■ WORK TO DO
Copy out each line exactly; pictures stay out of the copy.

— Start EXERCISE INPUTS —

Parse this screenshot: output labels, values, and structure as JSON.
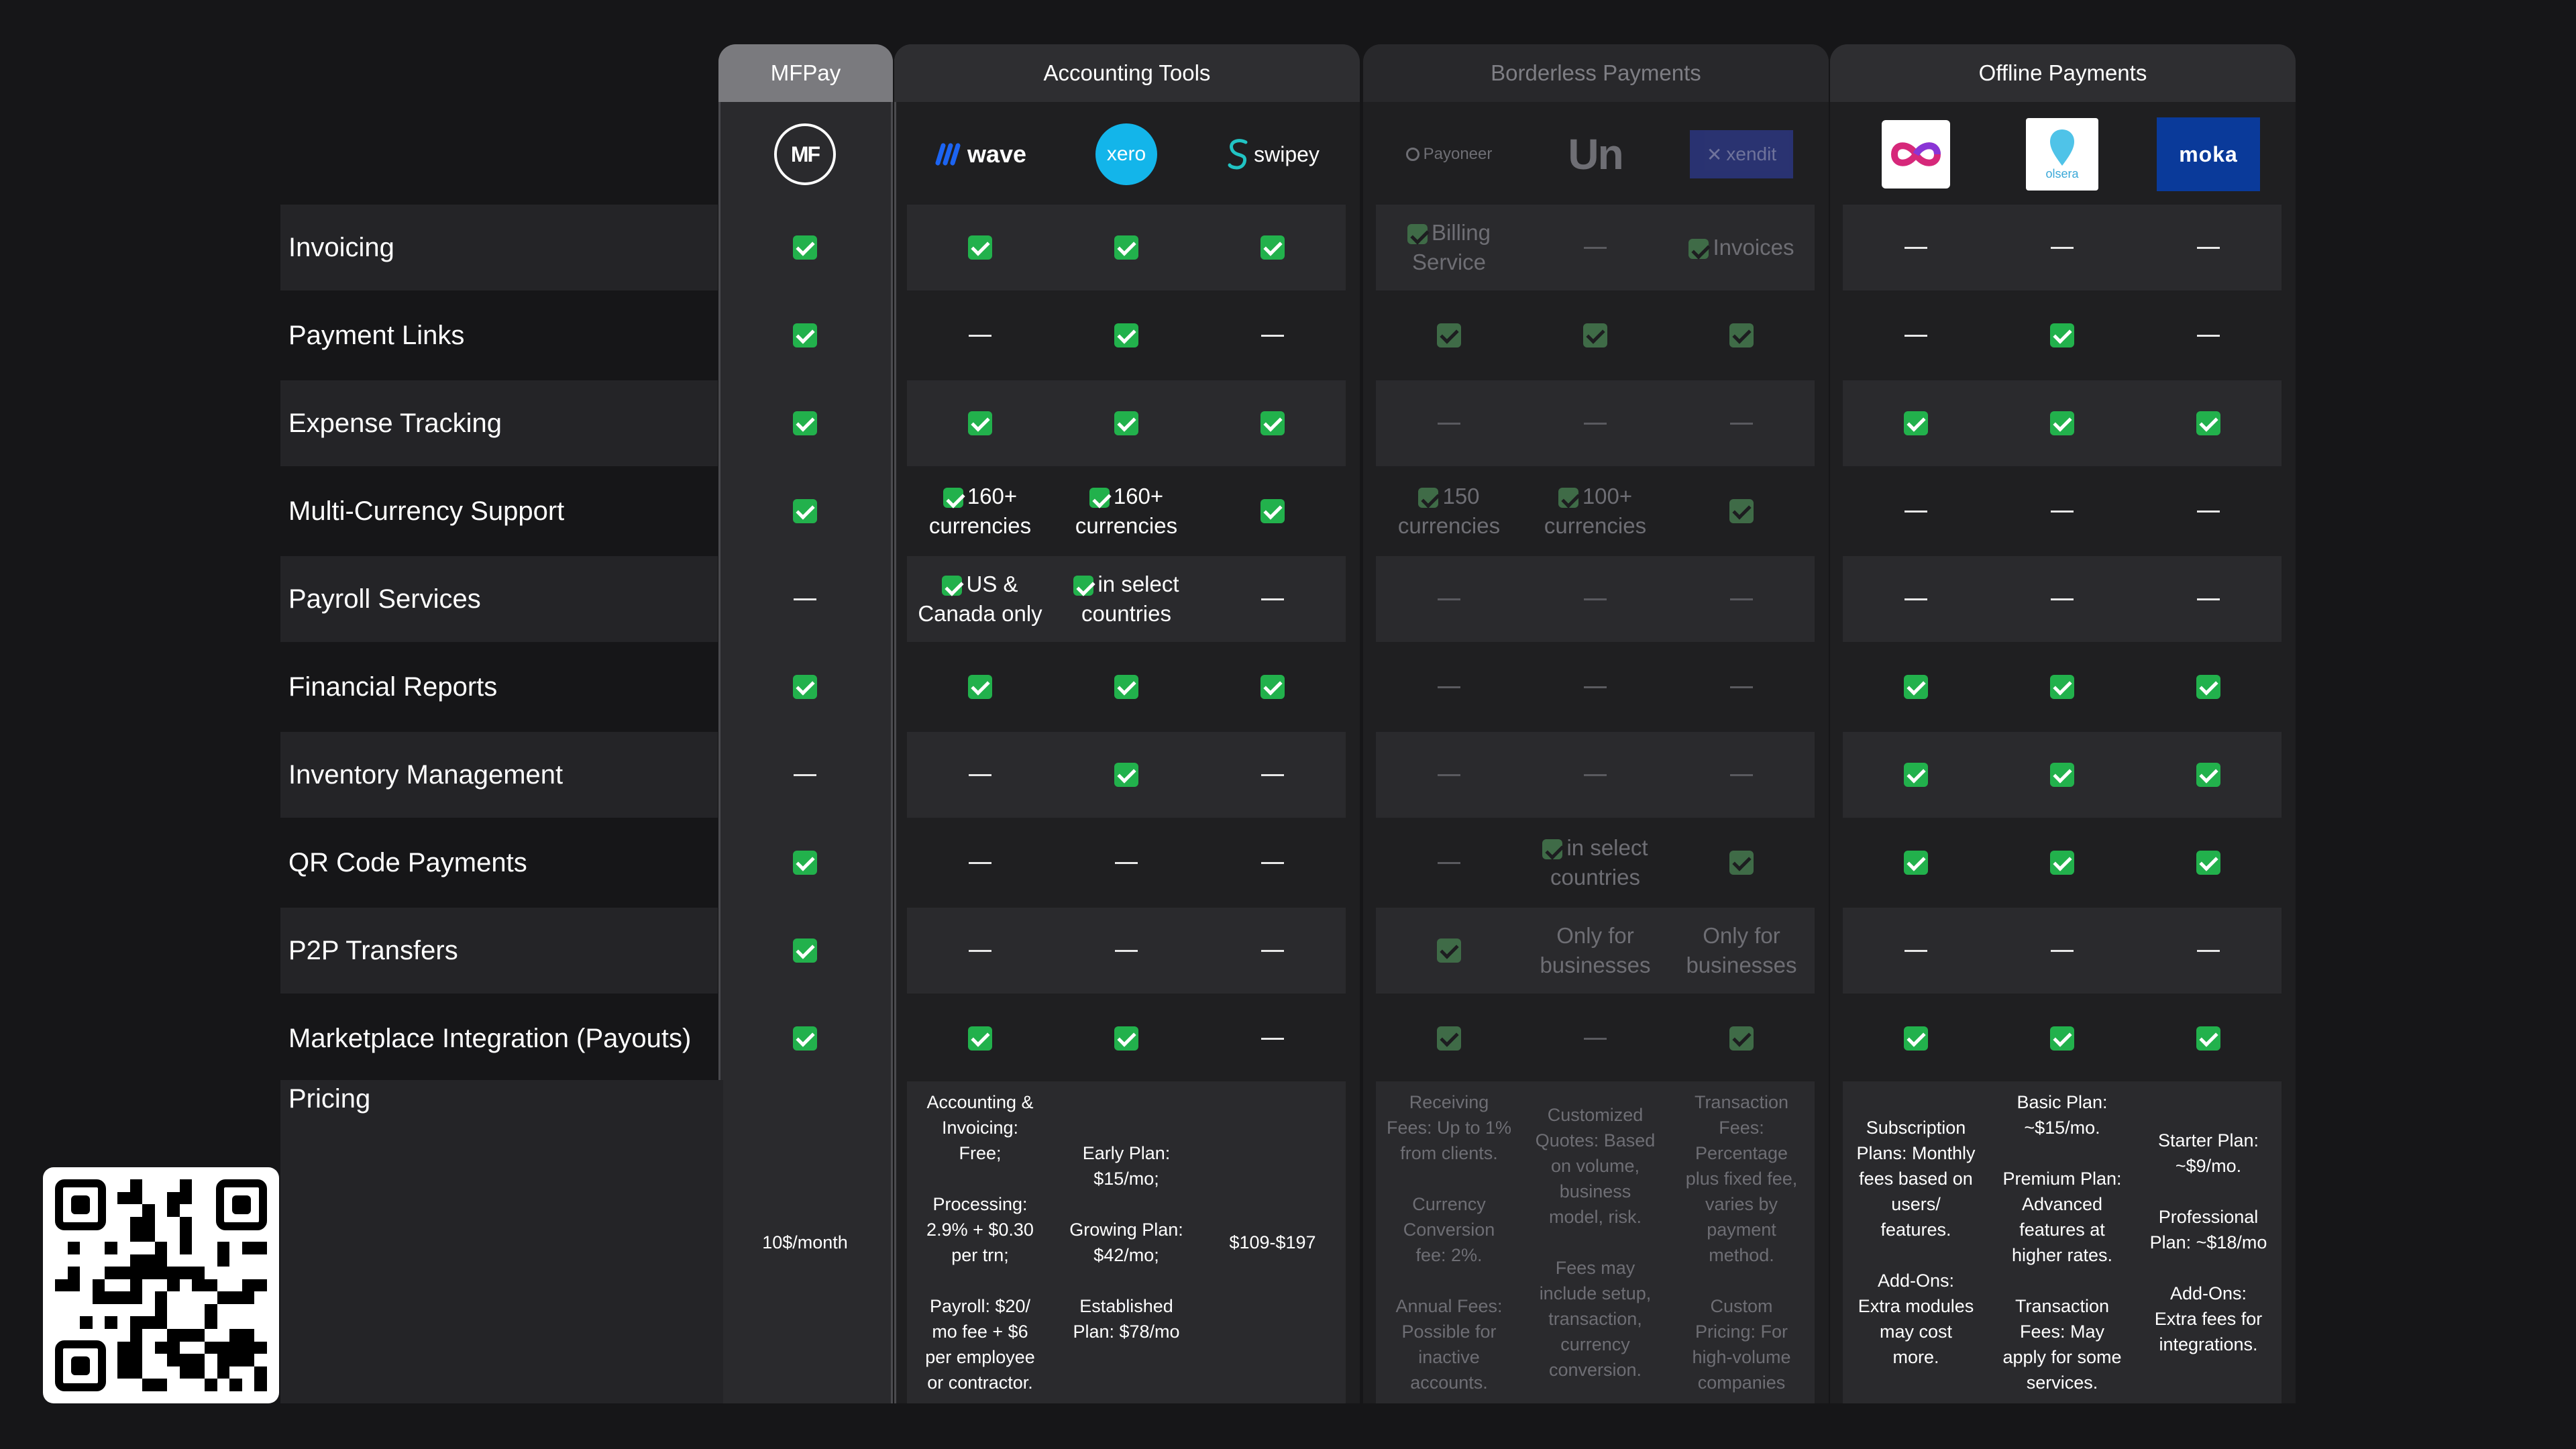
{
  "groups": {
    "mfpay": "MFPay",
    "accounting": "Accounting Tools",
    "borderless": "Borderless Payments",
    "offline": "Offline Payments"
  },
  "logos": {
    "mf": "MF",
    "wave": "wave",
    "xero": "xero",
    "swipey": "swipey",
    "payoneer": "Payoneer",
    "un": "Un",
    "xendit": "xendit",
    "olsera": "olsera",
    "moka": "moka"
  },
  "colors": {
    "check": "#22b14c",
    "wave": "#1c64f2",
    "xero": "#13b5ea",
    "swipey": "#21c4c4",
    "xendit": "#2e3a8c",
    "moka": "#0a3a9a"
  },
  "rows": [
    {
      "label": "Invoicing",
      "cells": [
        "check",
        "check",
        "check",
        "check",
        {
          "check": true,
          "text": "Billing Service"
        },
        "dash",
        {
          "check": true,
          "text": "Invoices"
        },
        "dash",
        "dash",
        "dash"
      ]
    },
    {
      "label": "Payment Links",
      "cells": [
        "check",
        "dash",
        "check",
        "dash",
        "check",
        "check",
        "check",
        "dash",
        "check",
        "dash"
      ]
    },
    {
      "label": "Expense Tracking",
      "cells": [
        "check",
        "check",
        "check",
        "check",
        "dash",
        "dash",
        "dash",
        "check",
        "check",
        "check"
      ]
    },
    {
      "label": "Multi-Currency Support",
      "cells": [
        "check",
        {
          "check": true,
          "text": "160+ currencies"
        },
        {
          "check": true,
          "text": "160+ currencies"
        },
        "check",
        {
          "check": true,
          "text": "150 currencies"
        },
        {
          "check": true,
          "text": "100+ currencies"
        },
        "check",
        "dash",
        "dash",
        "dash"
      ]
    },
    {
      "label": "Payroll Services",
      "cells": [
        "dash",
        {
          "check": true,
          "text": "US & Canada only"
        },
        {
          "check": true,
          "text": "in select countries"
        },
        "dash",
        "dash",
        "dash",
        "dash",
        "dash",
        "dash",
        "dash"
      ]
    },
    {
      "label": "Financial Reports",
      "cells": [
        "check",
        "check",
        "check",
        "check",
        "dash",
        "dash",
        "dash",
        "check",
        "check",
        "check"
      ]
    },
    {
      "label": "Inventory Management",
      "cells": [
        "dash",
        "dash",
        "check",
        "dash",
        "dash",
        "dash",
        "dash",
        "check",
        "check",
        "check"
      ]
    },
    {
      "label": "QR Code Payments",
      "cells": [
        "check",
        "dash",
        "dash",
        "dash",
        "dash",
        {
          "check": true,
          "text": "in select countries"
        },
        "check",
        "check",
        "check",
        "check"
      ]
    },
    {
      "label": "P2P Transfers",
      "cells": [
        "check",
        "dash",
        "dash",
        "dash",
        "check",
        {
          "text": "Only for businesses"
        },
        {
          "text": "Only for businesses"
        },
        "dash",
        "dash",
        "dash"
      ]
    },
    {
      "label": "Marketplace Integration (Payouts)",
      "cells": [
        "check",
        "check",
        "check",
        "dash",
        "check",
        "dash",
        "check",
        "check",
        "check",
        "check"
      ]
    }
  ],
  "pricing": {
    "label": "Pricing",
    "cells": [
      "10$/month",
      "Accounting &\nInvoicing:\nFree;\n\nProcessing:\n2.9% + $0.30\nper trn;\n\nPayroll: $20/\nmo fee + $6\nper employee\nor contractor.",
      "Early Plan:\n$15/mo;\n\nGrowing Plan:\n$42/mo;\n\nEstablished\nPlan: $78/mo",
      "$109-$197",
      "Receiving\nFees: Up to 1%\nfrom clients.\n\nCurrency\nConversion\nfee: 2%.\n\nAnnual Fees:\nPossible for\ninactive\naccounts.",
      "Customized\nQuotes: Based\non volume,\nbusiness\nmodel, risk.\n\nFees may\ninclude setup,\ntransaction,\ncurrency\nconversion.",
      "Transaction\nFees:\nPercentage\nplus fixed fee,\nvaries by\npayment\nmethod.\n\nCustom\nPricing: For\nhigh-volume\ncompanies",
      "Subscription\nPlans: Monthly\nfees based on\nusers/\nfeatures.\n\nAdd-Ons:\nExtra modules\nmay cost\nmore.",
      "Basic Plan:\n~$15/mo.\n\nPremium Plan:\nAdvanced\nfeatures at\nhigher rates.\n\nTransaction\nFees: May\napply for some\nservices.",
      "Starter Plan:\n~$9/mo.\n\nProfessional\nPlan: ~$18/mo\n\nAdd-Ons:\nExtra fees for\nintegrations."
    ]
  }
}
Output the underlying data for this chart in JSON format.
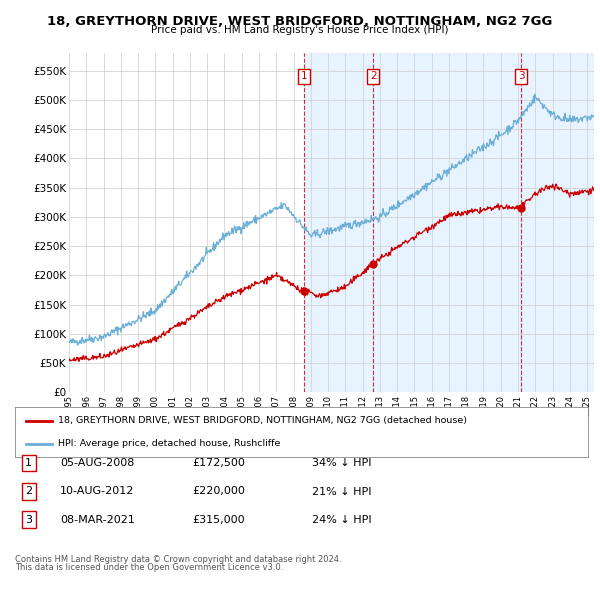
{
  "title": "18, GREYTHORN DRIVE, WEST BRIDGFORD, NOTTINGHAM, NG2 7GG",
  "subtitle": "Price paid vs. HM Land Registry's House Price Index (HPI)",
  "ylabel_ticks": [
    "£0",
    "£50K",
    "£100K",
    "£150K",
    "£200K",
    "£250K",
    "£300K",
    "£350K",
    "£400K",
    "£450K",
    "£500K",
    "£550K"
  ],
  "ytick_values": [
    0,
    50000,
    100000,
    150000,
    200000,
    250000,
    300000,
    350000,
    400000,
    450000,
    500000,
    550000
  ],
  "ylim": [
    0,
    580000
  ],
  "xlim_start": 1995.0,
  "xlim_end": 2025.4,
  "hpi_color": "#6baed6",
  "price_color": "#cc0000",
  "shade_color": "#ddeeff",
  "grid_color": "#cccccc",
  "bg_color": "#ffffff",
  "plot_bg_color": "#ffffff",
  "transactions": [
    {
      "label": "1",
      "date": "05-AUG-2008",
      "x": 2008.59,
      "price": 172500,
      "pct": "34%",
      "direction": "↓"
    },
    {
      "label": "2",
      "date": "10-AUG-2012",
      "x": 2012.61,
      "price": 220000,
      "pct": "21%",
      "direction": "↓"
    },
    {
      "label": "3",
      "date": "08-MAR-2021",
      "x": 2021.18,
      "price": 315000,
      "pct": "24%",
      "direction": "↓"
    }
  ],
  "legend_line1": "18, GREYTHORN DRIVE, WEST BRIDGFORD, NOTTINGHAM, NG2 7GG (detached house)",
  "legend_line2": "HPI: Average price, detached house, Rushcliffe",
  "footnote1": "Contains HM Land Registry data © Crown copyright and database right 2024.",
  "footnote2": "This data is licensed under the Open Government Licence v3.0."
}
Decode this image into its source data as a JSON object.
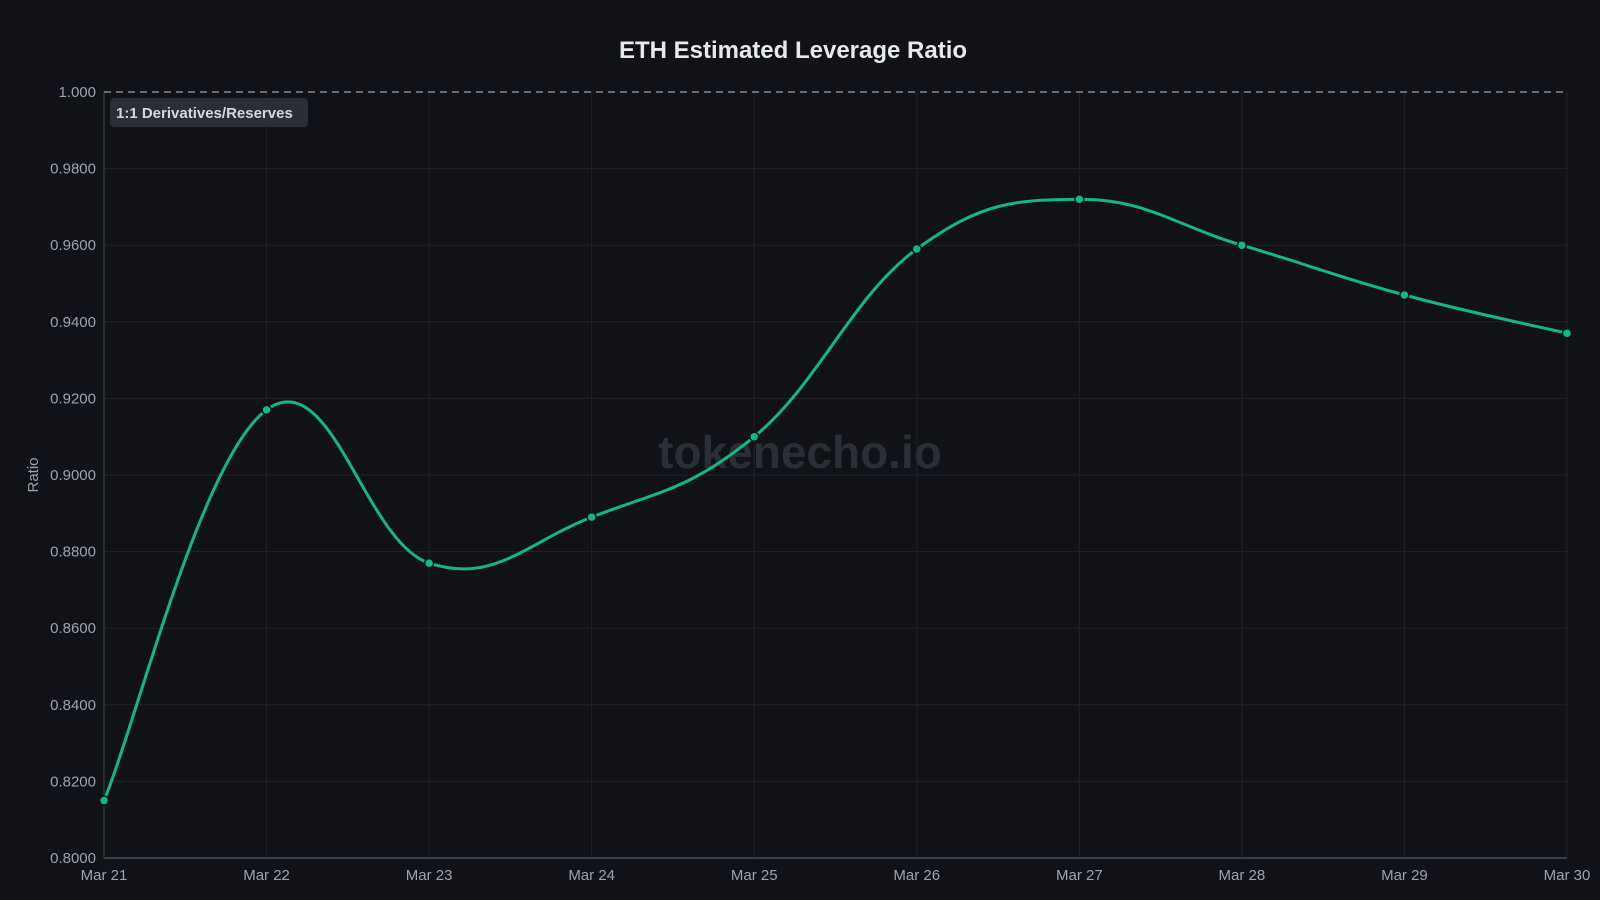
{
  "chart_data": {
    "type": "line",
    "title": "ETH Estimated Leverage Ratio",
    "ylabel": "Ratio",
    "xlabel": "",
    "categories": [
      "Mar 21",
      "Mar 22",
      "Mar 23",
      "Mar 24",
      "Mar 25",
      "Mar 26",
      "Mar 27",
      "Mar 28",
      "Mar 29",
      "Mar 30"
    ],
    "values": [
      0.815,
      0.917,
      0.877,
      0.889,
      0.91,
      0.959,
      0.972,
      0.96,
      0.947,
      0.937
    ],
    "ylim": [
      0.8,
      1.0
    ],
    "yticks": [
      "0.8000",
      "0.8200",
      "0.8400",
      "0.8600",
      "0.8800",
      "0.9000",
      "0.9200",
      "0.9400",
      "0.9600",
      "0.9800",
      "1.000"
    ],
    "reference_line": {
      "value": 1.0,
      "label": "1:1 Derivatives/Reserves",
      "style": "dashed"
    },
    "grid": true,
    "line_color": "#10b981",
    "watermark": "tokenecho.io"
  }
}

— End EXERCISE INPUTS —

■ ANSWER TO THIS TASK
Parse this screenshot: output labels, values, and structure as JSON.
{
  "groups": {
    "mfpay": "MFPay",
    "accounting": "Accounting Tools",
    "borderless": "Borderless Payments",
    "offline": "Offline Payments"
  },
  "logos": {
    "mf": "MF",
    "wave": "wave",
    "xero": "xero",
    "swipey": "swipey",
    "payoneer": "Payoneer",
    "un": "Un",
    "xendit": "xendit",
    "olsera": "olsera",
    "moka": "moka"
  },
  "colors": {
    "check": "#22b14c",
    "wave": "#1c64f2",
    "xero": "#13b5ea",
    "swipey": "#21c4c4",
    "xendit": "#2e3a8c",
    "moka": "#0a3a9a"
  },
  "rows": [
    {
      "label": "Invoicing",
      "cells": [
        "check",
        "check",
        "check",
        "check",
        {
          "check": true,
          "text": "Billing Service"
        },
        "dash",
        {
          "check": true,
          "text": "Invoices"
        },
        "dash",
        "dash",
        "dash"
      ]
    },
    {
      "label": "Payment Links",
      "cells": [
        "check",
        "dash",
        "check",
        "dash",
        "check",
        "check",
        "check",
        "dash",
        "check",
        "dash"
      ]
    },
    {
      "label": "Expense Tracking",
      "cells": [
        "check",
        "check",
        "check",
        "check",
        "dash",
        "dash",
        "dash",
        "check",
        "check",
        "check"
      ]
    },
    {
      "label": "Multi-Currency Support",
      "cells": [
        "check",
        {
          "check": true,
          "text": "160+ currencies"
        },
        {
          "check": true,
          "text": "160+ currencies"
        },
        "check",
        {
          "check": true,
          "text": "150 currencies"
        },
        {
          "check": true,
          "text": "100+ currencies"
        },
        "check",
        "dash",
        "dash",
        "dash"
      ]
    },
    {
      "label": "Payroll Services",
      "cells": [
        "dash",
        {
          "check": true,
          "text": "US & Canada only"
        },
        {
          "check": true,
          "text": "in select countries"
        },
        "dash",
        "dash",
        "dash",
        "dash",
        "dash",
        "dash",
        "dash"
      ]
    },
    {
      "label": "Financial Reports",
      "cells": [
        "check",
        "check",
        "check",
        "check",
        "dash",
        "dash",
        "dash",
        "check",
        "check",
        "check"
      ]
    },
    {
      "label": "Inventory Management",
      "cells": [
        "dash",
        "dash",
        "check",
        "dash",
        "dash",
        "dash",
        "dash",
        "check",
        "check",
        "check"
      ]
    },
    {
      "label": "QR Code Payments",
      "cells": [
        "check",
        "dash",
        "dash",
        "dash",
        "dash",
        {
          "check": true,
          "text": "in select countries"
        },
        "check",
        "check",
        "check",
        "check"
      ]
    },
    {
      "label": "P2P Transfers",
      "cells": [
        "check",
        "dash",
        "dash",
        "dash",
        "check",
        {
          "text": "Only for businesses"
        },
        {
          "text": "Only for businesses"
        },
        "dash",
        "dash",
        "dash"
      ]
    },
    {
      "label": "Marketplace Integration (Payouts)",
      "cells": [
        "check",
        "check",
        "check",
        "dash",
        "check",
        "dash",
        "check",
        "check",
        "check",
        "check"
      ]
    }
  ],
  "pricing": {
    "label": "Pricing",
    "cells": [
      "10$/month",
      "Accounting &\nInvoicing:\nFree;\n\nProcessing:\n2.9% + $0.30\nper trn;\n\nPayroll: $20/\nmo fee + $6\nper employee\nor contractor.",
      "Early Plan:\n$15/mo;\n\nGrowing Plan:\n$42/mo;\n\nEstablished\nPlan: $78/mo",
      "$109-$197",
      "Receiving\nFees: Up to 1%\nfrom clients.\n\nCurrency\nConversion\nfee: 2%.\n\nAnnual Fees:\nPossible for\ninactive\naccounts.",
      "Customized\nQuotes: Based\non volume,\nbusiness\nmodel, risk.\n\nFees may\ninclude setup,\ntransaction,\ncurrency\nconversion.",
      "Transaction\nFees:\nPercentage\nplus fixed fee,\nvaries by\npayment\nmethod.\n\nCustom\nPricing: For\nhigh-volume\ncompanies",
      "Subscription\nPlans: Monthly\nfees based on\nusers/\nfeatures.\n\nAdd-Ons:\nExtra modules\nmay cost\nmore.",
      "Basic Plan:\n~$15/mo.\n\nPremium Plan:\nAdvanced\nfeatures at\nhigher rates.\n\nTransaction\nFees: May\napply for some\nservices.",
      "Starter Plan:\n~$9/mo.\n\nProfessional\nPlan: ~$18/mo\n\nAdd-Ons:\nExtra fees for\nintegrations."
    ]
  }
}
Output the underlying data for this chart in JSON format.
{
  "title": "18, GREYTHORN DRIVE, WEST BRIDGFORD, NOTTINGHAM, NG2 7GG",
  "subtitle": "Price paid vs. HM Land Registry's House Price Index (HPI)",
  "ylabel_ticks": [
    "£0",
    "£50K",
    "£100K",
    "£150K",
    "£200K",
    "£250K",
    "£300K",
    "£350K",
    "£400K",
    "£450K",
    "£500K",
    "£550K"
  ],
  "ytick_values": [
    0,
    50000,
    100000,
    150000,
    200000,
    250000,
    300000,
    350000,
    400000,
    450000,
    500000,
    550000
  ],
  "ylim": [
    0,
    580000
  ],
  "xlim_start": 1995.0,
  "xlim_end": 2025.4,
  "hpi_color": "#6baed6",
  "price_color": "#cc0000",
  "shade_color": "#ddeeff",
  "grid_color": "#cccccc",
  "bg_color": "#ffffff",
  "plot_bg_color": "#ffffff",
  "transactions": [
    {
      "label": "1",
      "date": "05-AUG-2008",
      "x": 2008.59,
      "price": 172500,
      "pct": "34%",
      "direction": "↓"
    },
    {
      "label": "2",
      "date": "10-AUG-2012",
      "x": 2012.61,
      "price": 220000,
      "pct": "21%",
      "direction": "↓"
    },
    {
      "label": "3",
      "date": "08-MAR-2021",
      "x": 2021.18,
      "price": 315000,
      "pct": "24%",
      "direction": "↓"
    }
  ],
  "legend_line1": "18, GREYTHORN DRIVE, WEST BRIDGFORD, NOTTINGHAM, NG2 7GG (detached house)",
  "legend_line2": "HPI: Average price, detached house, Rushcliffe",
  "footnote1": "Contains HM Land Registry data © Crown copyright and database right 2024.",
  "footnote2": "This data is licensed under the Open Government Licence v3.0."
}
Decode this image into its source data as a JSON object.
{
  "chart_data": {
    "type": "line",
    "title": "ETH Estimated Leverage Ratio",
    "ylabel": "Ratio",
    "xlabel": "",
    "categories": [
      "Mar 21",
      "Mar 22",
      "Mar 23",
      "Mar 24",
      "Mar 25",
      "Mar 26",
      "Mar 27",
      "Mar 28",
      "Mar 29",
      "Mar 30"
    ],
    "values": [
      0.815,
      0.917,
      0.877,
      0.889,
      0.91,
      0.959,
      0.972,
      0.96,
      0.947,
      0.937
    ],
    "ylim": [
      0.8,
      1.0
    ],
    "yticks": [
      "0.8000",
      "0.8200",
      "0.8400",
      "0.8600",
      "0.8800",
      "0.9000",
      "0.9200",
      "0.9400",
      "0.9600",
      "0.9800",
      "1.000"
    ],
    "reference_line": {
      "value": 1.0,
      "label": "1:1 Derivatives/Reserves",
      "style": "dashed"
    },
    "grid": true,
    "line_color": "#10b981",
    "watermark": "tokenecho.io"
  }
}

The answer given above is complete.